**Set problem**
Select, from the material below, each line with "stress" in it.

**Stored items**
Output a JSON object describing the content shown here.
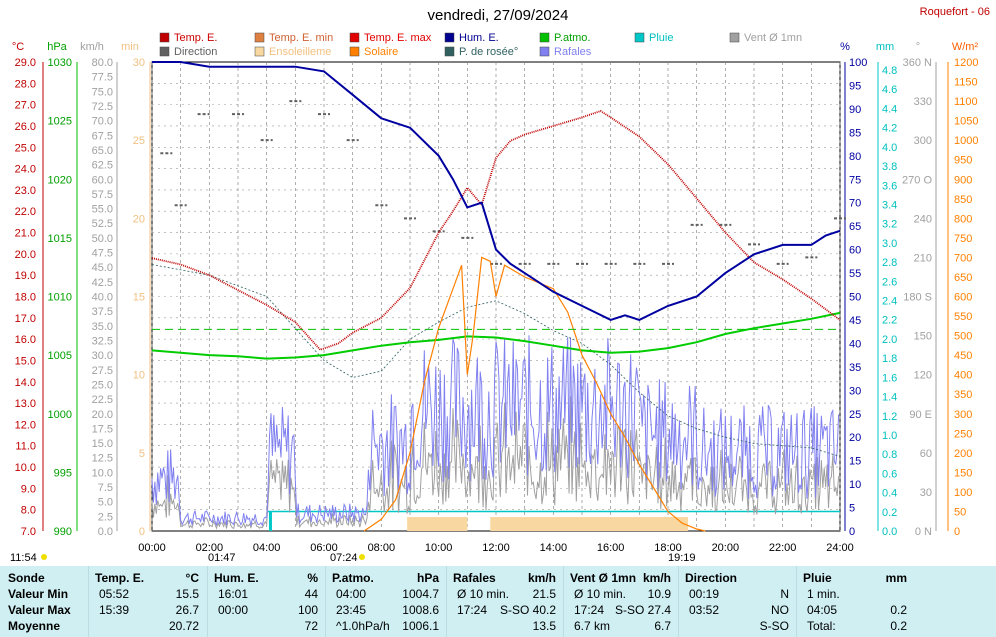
{
  "title": "vendredi, 27/09/2024",
  "station": "Roquefort - 06",
  "legend": [
    {
      "label": "Temp. E.",
      "color": "#c00000",
      "text_color": "#cc0000"
    },
    {
      "label": "Temp. E. min",
      "color": "#e08040",
      "text_color": "#d06030"
    },
    {
      "label": "Temp. E. max",
      "color": "#e00000",
      "text_color": "#e00000"
    },
    {
      "label": "Hum. E.",
      "color": "#000090",
      "text_color": "#000090"
    },
    {
      "label": "P.atmo.",
      "color": "#00c000",
      "text_color": "#00a000"
    },
    {
      "label": "Pluie",
      "color": "#00c8c8",
      "text_color": "#00c0c0"
    },
    {
      "label": "Vent Ø 1mn",
      "color": "#a0a0a0",
      "text_color": "#a0a0a0"
    },
    {
      "label": "Direction",
      "color": "#606060",
      "text_color": "#606060"
    },
    {
      "label": "Ensoleilleme",
      "color": "#f8d8a0",
      "text_color": "#f0c080"
    },
    {
      "label": "Solaire",
      "color": "#ff8000",
      "text_color": "#ff8000"
    },
    {
      "label": "P. de rosée°",
      "color": "#306060",
      "text_color": "#306060"
    },
    {
      "label": "Rafales",
      "color": "#8080f0",
      "text_color": "#8080f0"
    }
  ],
  "axes": {
    "temp": {
      "unit": "°C",
      "ticks": [
        "29.0",
        "28.0",
        "27.0",
        "26.0",
        "25.0",
        "24.0",
        "23.0",
        "22.0",
        "21.0",
        "20.0",
        "19.0",
        "18.0",
        "17.0",
        "16.0",
        "15.0",
        "14.0",
        "13.0",
        "12.0",
        "11.0",
        "10.0",
        "9.0",
        "8.0",
        "7.0"
      ]
    },
    "press": {
      "unit": "hPa",
      "ticks": [
        "1030",
        "1025",
        "1020",
        "1015",
        "1010",
        "1005",
        "1000",
        "995",
        "990"
      ]
    },
    "wind": {
      "unit": "km/h",
      "ticks": [
        "80.0",
        "77.5",
        "75.0",
        "72.5",
        "70.0",
        "67.5",
        "65.0",
        "62.5",
        "60.0",
        "57.5",
        "55.0",
        "52.5",
        "50.0",
        "47.5",
        "45.0",
        "42.5",
        "40.0",
        "37.5",
        "35.0",
        "32.5",
        "30.0",
        "27.5",
        "25.0",
        "22.5",
        "20.0",
        "17.5",
        "15.0",
        "12.5",
        "10.0",
        "7.5",
        "5.0",
        "2.5",
        "0.0"
      ]
    },
    "min": {
      "unit": "min",
      "ticks": [
        "30",
        "25",
        "20",
        "15",
        "10",
        "5",
        "0"
      ]
    },
    "hum": {
      "unit": "%",
      "ticks": [
        "100",
        "95",
        "90",
        "85",
        "80",
        "75",
        "70",
        "65",
        "60",
        "55",
        "50",
        "45",
        "40",
        "35",
        "30",
        "25",
        "20",
        "15",
        "10",
        "5",
        "0"
      ]
    },
    "rain": {
      "unit": "mm",
      "ticks": [
        "4.8",
        "4.6",
        "4.4",
        "4.2",
        "4.0",
        "3.8",
        "3.6",
        "3.4",
        "3.2",
        "3.0",
        "2.8",
        "2.6",
        "2.4",
        "2.2",
        "2.0",
        "1.8",
        "1.6",
        "1.4",
        "1.2",
        "1.0",
        "0.8",
        "0.6",
        "0.4",
        "0.2",
        "0.0"
      ]
    },
    "dir": {
      "unit": "°",
      "ticks": [
        "360 N",
        "330",
        "300",
        "270 O",
        "240",
        "210",
        "180 S",
        "150",
        "120",
        "90 E",
        "60",
        "30",
        "0 N"
      ]
    },
    "solar": {
      "unit": "W/m²",
      "ticks": [
        "1200",
        "1150",
        "1100",
        "1050",
        "1000",
        "950",
        "900",
        "850",
        "800",
        "750",
        "700",
        "650",
        "600",
        "550",
        "500",
        "450",
        "400",
        "350",
        "300",
        "250",
        "200",
        "150",
        "100",
        "50",
        "0"
      ]
    },
    "time": [
      "00:00",
      "02:00",
      "04:00",
      "06:00",
      "08:00",
      "10:00",
      "12:00",
      "14:00",
      "16:00",
      "18:00",
      "20:00",
      "22:00",
      "24:00"
    ]
  },
  "markers": {
    "low_left": "11:54",
    "sunrise_label": "01:47",
    "sunrise_time": "07:24",
    "sunset_label": "19:19"
  },
  "stats": {
    "rows": [
      "Valeur Min",
      "Valeur Max",
      "Moyenne"
    ],
    "sonde": "Sonde",
    "cols": [
      {
        "name": "Temp. E.",
        "unit": "°C",
        "rows": [
          [
            "05:52",
            "15.5"
          ],
          [
            "15:39",
            "26.7"
          ],
          [
            "",
            "20.72"
          ]
        ]
      },
      {
        "name": "Hum. E.",
        "unit": "%",
        "rows": [
          [
            "16:01",
            "44"
          ],
          [
            "00:00",
            "100"
          ],
          [
            "",
            "72"
          ]
        ]
      },
      {
        "name": "P.atmo.",
        "unit": "hPa",
        "rows": [
          [
            "04:00",
            "1004.7"
          ],
          [
            "23:45",
            "1008.6"
          ],
          [
            "^1.0hPa/h",
            "1006.1"
          ]
        ]
      },
      {
        "name": "Rafales",
        "unit": "km/h",
        "rows": [
          [
            "Ø 10 min.",
            "21.5"
          ],
          [
            "17:24",
            "S-SO 40.2"
          ],
          [
            "",
            "13.5"
          ]
        ]
      },
      {
        "name": "Vent Ø 1mn",
        "unit": "km/h",
        "rows": [
          [
            "Ø 10 min.",
            "10.9"
          ],
          [
            "17:24",
            "S-SO 27.4"
          ],
          [
            "6.7 km",
            "6.7"
          ]
        ]
      },
      {
        "name": "Direction",
        "unit": "",
        "rows": [
          [
            "00:19",
            "N"
          ],
          [
            "03:52",
            "NO"
          ],
          [
            "",
            "S-SO"
          ]
        ]
      },
      {
        "name": "Pluie",
        "unit": "mm",
        "rows": [
          [
            "1 min.",
            ""
          ],
          [
            "04:05",
            "0.2"
          ],
          [
            "Total:",
            "0.2"
          ]
        ]
      }
    ]
  },
  "chart_data": {
    "type": "line",
    "title": "vendredi, 27/09/2024",
    "x_unit": "hours",
    "xlim": [
      0,
      24
    ],
    "series": [
      {
        "name": "Temp. E.",
        "unit": "°C",
        "x": [
          0,
          1,
          2,
          3,
          4,
          5,
          5.87,
          6.5,
          7,
          8,
          9,
          10,
          10.5,
          11,
          11.5,
          12,
          12.5,
          13,
          14,
          15,
          15.65,
          16,
          17,
          18,
          19,
          20,
          21,
          22,
          23,
          24
        ],
        "y": [
          19.8,
          19.5,
          19.0,
          18.3,
          17.6,
          16.8,
          15.5,
          15.8,
          16.3,
          17.0,
          18.4,
          21.0,
          22.0,
          23.1,
          22.3,
          24.5,
          25.3,
          25.6,
          26.0,
          26.4,
          26.7,
          26.4,
          25.5,
          24.2,
          22.6,
          21.0,
          19.6,
          18.8,
          17.9,
          16.9
        ]
      },
      {
        "name": "Hum. E.",
        "unit": "%",
        "x": [
          0,
          1,
          2,
          3,
          4,
          5,
          6,
          7,
          8,
          9,
          10,
          10.5,
          11,
          11.5,
          12,
          12.5,
          13,
          14,
          15,
          16,
          16.5,
          17,
          18,
          19,
          20,
          21,
          22,
          23,
          23.5,
          24
        ],
        "y": [
          100,
          100,
          99,
          99,
          99,
          99,
          98,
          93,
          88,
          86,
          80,
          75,
          69,
          70,
          60,
          57,
          55,
          51,
          48,
          45,
          46,
          45,
          48,
          50,
          55,
          59,
          61,
          61,
          63,
          64
        ]
      },
      {
        "name": "P.atmo.",
        "unit": "hPa",
        "x": [
          0,
          1,
          2,
          3,
          4,
          5,
          6,
          7,
          8,
          9,
          10,
          11,
          12,
          13,
          14,
          15,
          16,
          17,
          18,
          19,
          20,
          21,
          22,
          23,
          24
        ],
        "y": [
          1005.4,
          1005.2,
          1005.0,
          1004.9,
          1004.7,
          1004.8,
          1005.0,
          1005.4,
          1005.8,
          1006.1,
          1006.3,
          1006.6,
          1006.5,
          1006.2,
          1005.8,
          1005.4,
          1005.2,
          1005.3,
          1005.6,
          1006.1,
          1006.8,
          1007.3,
          1007.7,
          1008.1,
          1008.6
        ]
      },
      {
        "name": "Solaire",
        "unit": "W/m²",
        "x": [
          7.4,
          8,
          8.5,
          9,
          9.5,
          10,
          10.5,
          10.8,
          11,
          11.2,
          11.5,
          11.8,
          12,
          12.3,
          13,
          14,
          14.5,
          15,
          15.5,
          16,
          16.5,
          17,
          17.5,
          18,
          18.5,
          19,
          19.3
        ],
        "y": [
          0,
          30,
          80,
          200,
          380,
          520,
          620,
          680,
          400,
          500,
          700,
          690,
          600,
          680,
          650,
          620,
          560,
          450,
          380,
          300,
          240,
          170,
          110,
          50,
          20,
          5,
          0
        ]
      },
      {
        "name": "P. de rosée°",
        "unit": "°C",
        "x": [
          0,
          2,
          4,
          6,
          7,
          8,
          9,
          10,
          11,
          12,
          13,
          14,
          15,
          16,
          17,
          18,
          19,
          20,
          21,
          22,
          23,
          24
        ],
        "y": [
          19.5,
          19.0,
          18.0,
          15.0,
          14.2,
          14.5,
          16.0,
          16.8,
          17.5,
          17.8,
          17.2,
          16.4,
          15.8,
          14.8,
          13.5,
          12.4,
          11.8,
          11.4,
          11.1,
          11.0,
          10.9,
          10.5
        ]
      },
      {
        "name": "Direction",
        "unit": "°",
        "x": [
          0.5,
          1,
          1.8,
          3,
          4,
          5,
          6,
          7,
          8,
          9,
          10,
          11,
          12,
          13,
          14,
          15,
          16,
          17,
          18,
          19,
          20,
          21,
          22,
          23,
          24
        ],
        "y": [
          290,
          250,
          320,
          320,
          300,
          330,
          320,
          300,
          250,
          240,
          230,
          225,
          205,
          205,
          205,
          205,
          205,
          205,
          205,
          235,
          235,
          220,
          205,
          210,
          240
        ]
      }
    ],
    "rain_bars": [
      {
        "x": 4.08,
        "value": 0.2
      }
    ],
    "sunshine_periods": [
      [
        8.9,
        11.0
      ],
      [
        11.8,
        18.7
      ]
    ]
  }
}
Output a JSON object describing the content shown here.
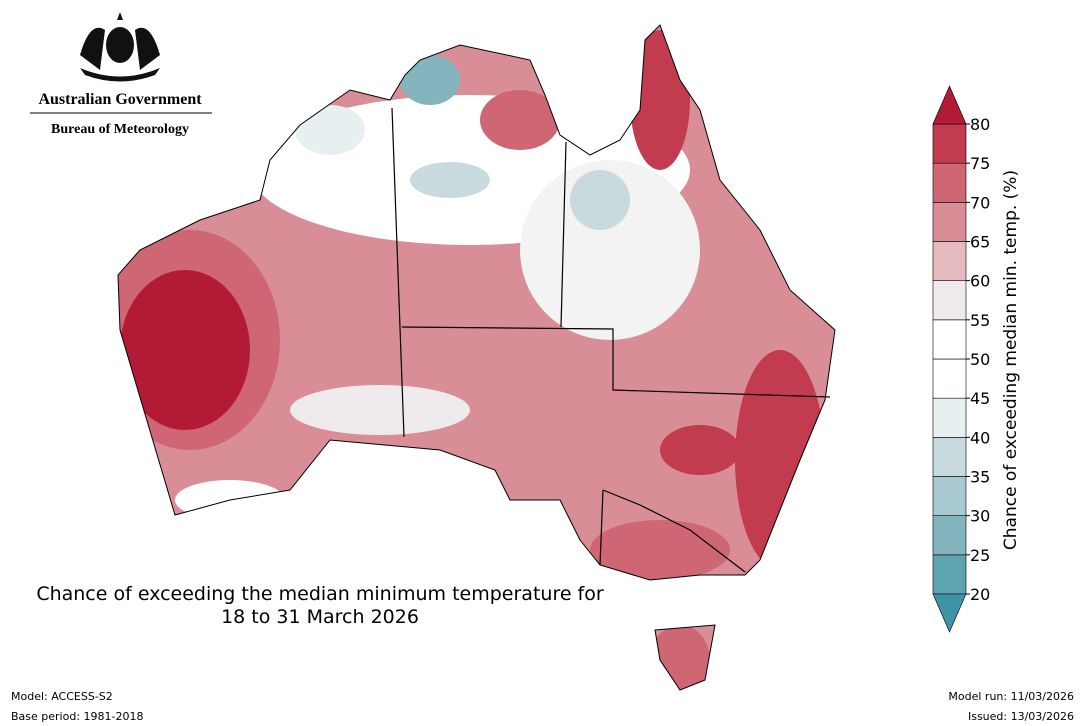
{
  "header": {
    "government": "Australian Government",
    "agency": "Bureau of Meteorology"
  },
  "title": {
    "line1": "Chance of exceeding the median minimum temperature for",
    "line2": "18 to 31 March 2026"
  },
  "colorbar": {
    "label": "Chance of exceeding median min. temp. (%)",
    "ticks": [
      20,
      25,
      30,
      35,
      40,
      45,
      50,
      55,
      60,
      65,
      70,
      75,
      80
    ],
    "colors": [
      "#5ea3b0",
      "#84b5bf",
      "#a8c9cf",
      "#c9dade",
      "#e8eff1",
      "#ffffff",
      "#ffffff",
      "#efebec",
      "#e6bbc0",
      "#d98e97",
      "#cf6674",
      "#c23b4e"
    ],
    "under_color": "#3e94a6",
    "over_color": "#b31b34"
  },
  "footer": {
    "model": "Model: ACCESS-S2",
    "base_period": "Base period: 1981-2018",
    "model_run": "Model run: 11/03/2026",
    "issued": "Issued: 13/03/2026"
  }
}
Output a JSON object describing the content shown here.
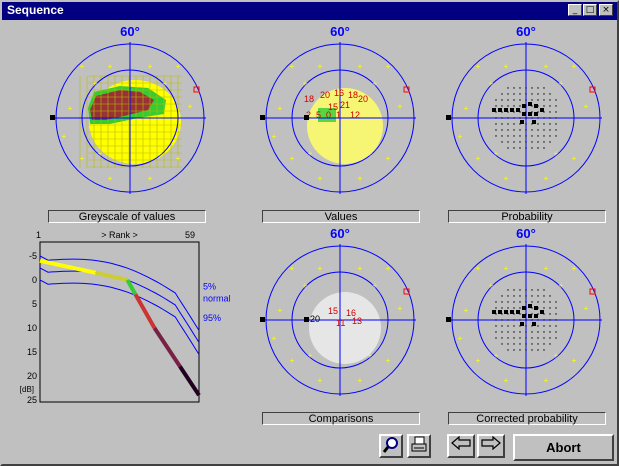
{
  "window": {
    "title": "Sequence",
    "controls": [
      "_",
      "□",
      "×"
    ]
  },
  "fields": [
    {
      "id": "f1",
      "deg": "60°",
      "label": "Greyscale of values"
    },
    {
      "id": "f2",
      "deg": "60°",
      "label": "Values"
    },
    {
      "id": "f3",
      "deg": "60°",
      "label": "Probability"
    },
    {
      "id": "f4",
      "deg": "60°",
      "label": "Comparisons"
    },
    {
      "id": "f5",
      "deg": "60°",
      "label": "Corrected probability"
    }
  ],
  "values_numbers": [
    "18",
    "20",
    "16",
    "18",
    "20",
    "15",
    "21",
    "2",
    "5",
    "0",
    "1",
    "12"
  ],
  "comparisons_numbers": [
    "20",
    "15",
    "11",
    "16",
    "13"
  ],
  "rank_chart": {
    "start": "1",
    "title": "> Rank >",
    "end": "59",
    "y_ticks": [
      "-5",
      "0",
      "5",
      "10",
      "15",
      "20",
      "25"
    ],
    "unit": "[dB]",
    "curve_labels": [
      "5%",
      "normal",
      "95%"
    ]
  },
  "buttons": {
    "abort": "Abort"
  },
  "colors": {
    "window": "#c0c0c0",
    "title": "#000080",
    "plot_line": "#0000ff",
    "yellow": "#ffff00",
    "green": "#33cc33",
    "red": "#cc0000"
  }
}
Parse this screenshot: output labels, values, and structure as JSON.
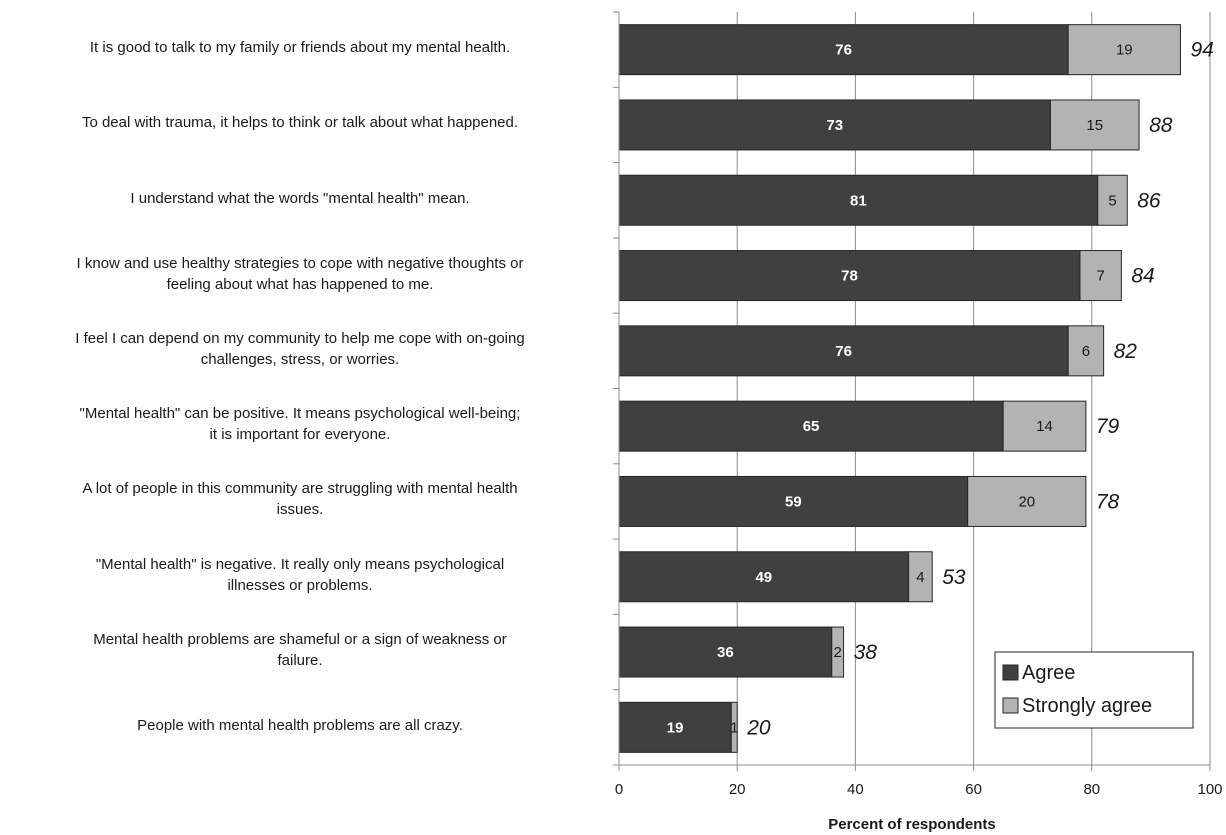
{
  "chart_data": {
    "type": "bar",
    "stacked": true,
    "orientation": "horizontal",
    "categories": [
      "It is good to talk to my family or friends about my mental health.",
      "To deal with trauma, it helps to think or talk about what happened.",
      "I understand what the words \"mental health\" mean.",
      "I know and use healthy strategies to cope with negative thoughts or feeling about what has happened to me.",
      "I feel I can depend on my community to help me cope with on-going challenges, stress, or worries.",
      "\"Mental health\" can be positive. It means psychological well-being; it is important for everyone.",
      "A lot of people in this community are struggling with mental health issues.",
      "\"Mental health\" is negative. It really only means psychological illnesses or problems.",
      "Mental health problems are shameful or a sign of weakness or failure.",
      "People with mental health problems are all crazy."
    ],
    "category_lines": [
      [
        "It is good to talk to my family or friends about my mental health."
      ],
      [
        "To deal with trauma, it helps to think or talk about what happened."
      ],
      [
        "I understand what the words \"mental health\" mean."
      ],
      [
        "I know and use healthy strategies to cope with negative thoughts or",
        "feeling about what has happened to me."
      ],
      [
        "I feel I can depend on my community to help me cope with on-going",
        "challenges, stress, or worries."
      ],
      [
        "\"Mental health\" can be positive. It means psychological well-being;",
        "it is important for everyone."
      ],
      [
        "A lot of people in this community are struggling with mental health",
        "issues."
      ],
      [
        "\"Mental health\" is negative. It really only means psychological",
        "illnesses or problems."
      ],
      [
        "Mental health problems are shameful or a sign of weakness or",
        "failure."
      ],
      [
        "People with mental health problems are all crazy."
      ]
    ],
    "series": [
      {
        "name": "Agree",
        "color": "#404040",
        "label_color": "#ffffff",
        "values": [
          76,
          73,
          81,
          78,
          76,
          65,
          59,
          49,
          36,
          19
        ]
      },
      {
        "name": "Strongly agree",
        "color": "#b3b3b3",
        "label_color": "#1a1a1a",
        "values": [
          19,
          15,
          5,
          7,
          6,
          14,
          20,
          4,
          2,
          1
        ]
      }
    ],
    "totals": [
      94,
      88,
      86,
      84,
      82,
      79,
      78,
      53,
      38,
      20
    ],
    "xlabel": "Percent of respondents",
    "xlim": [
      0,
      100
    ],
    "xticks": [
      0,
      20,
      40,
      60,
      80,
      100
    ],
    "grid": true,
    "legend_position": "bottom-right"
  }
}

**Expected output**
      "I feel I can depend on my community to help me cope with on-going challenges, stress, or worries.",
        "challenges, stress, or worries."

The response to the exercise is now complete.